» Exercise brief
Everything in the listing should be restated word for word.

» Material
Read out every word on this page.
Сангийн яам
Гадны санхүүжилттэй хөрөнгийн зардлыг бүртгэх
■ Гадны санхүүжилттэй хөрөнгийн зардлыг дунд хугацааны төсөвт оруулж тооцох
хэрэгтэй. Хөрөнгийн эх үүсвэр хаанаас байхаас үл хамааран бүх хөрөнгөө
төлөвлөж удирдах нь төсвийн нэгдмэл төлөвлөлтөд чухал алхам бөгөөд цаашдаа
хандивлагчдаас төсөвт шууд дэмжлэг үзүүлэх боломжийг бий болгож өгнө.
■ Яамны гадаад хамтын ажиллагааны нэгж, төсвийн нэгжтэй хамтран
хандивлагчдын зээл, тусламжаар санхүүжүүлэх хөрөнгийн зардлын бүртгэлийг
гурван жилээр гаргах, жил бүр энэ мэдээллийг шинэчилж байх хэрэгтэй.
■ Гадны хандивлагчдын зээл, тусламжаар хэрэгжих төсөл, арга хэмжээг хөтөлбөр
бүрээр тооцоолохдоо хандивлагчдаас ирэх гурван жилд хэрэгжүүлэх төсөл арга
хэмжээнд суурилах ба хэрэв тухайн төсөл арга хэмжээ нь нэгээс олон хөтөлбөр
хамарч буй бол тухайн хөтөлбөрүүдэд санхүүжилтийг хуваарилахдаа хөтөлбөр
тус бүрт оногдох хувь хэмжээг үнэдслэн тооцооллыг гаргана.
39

» Complete output
Read out every word on this page.
Сангийн яам
Гадны санхүүжилттэй хөрөнгийн зардлыг бүртгэх
■ Гадны санхүүжилттэй хөрөнгийн зардлыг дунд хугацааны төсөвт оруулж тооцох
хэрэгтэй. Хөрөнгийн эх үүсвэр хаанаас байхаас үл хамааран бүх хөрөнгөө
төлөвлөж удирдах нь төсвийн нэгдмэл төлөвлөлтөд чухал алхам бөгөөд цаашдаа
хандивлагчдаас төсөвт шууд дэмжлэг үзүүлэх боломжийг бий болгож өгнө.
■ Яамны гадаад хамтын ажиллагааны нэгж, төсвийн нэгжтэй хамтран
хандивлагчдын зээл, тусламжаар санхүүжүүлэх хөрөнгийн зардлын бүртгэлийг
гурван жилээр гаргах, жил бүр энэ мэдээллийг шинэчилж байх хэрэгтэй.
■ Гадны хандивлагчдын зээл, тусламжаар хэрэгжих төсөл, арга хэмжээг хөтөлбөр
бүрээр тооцоолохдоо хандивлагчдаас ирэх гурван жилд хэрэгжүүлэх төсөл арга
хэмжээнд суурилах ба хэрэв тухайн төсөл арга хэмжээ нь нэгээс олон хөтөлбөр
хамарч буй бол тухайн хөтөлбөрүүдэд санхүүжилтийг хуваарилахдаа хөтөлбөр
тус бүрт оногдох хувь хэмжээг үнэдслэн тооцооллыг гаргана.
39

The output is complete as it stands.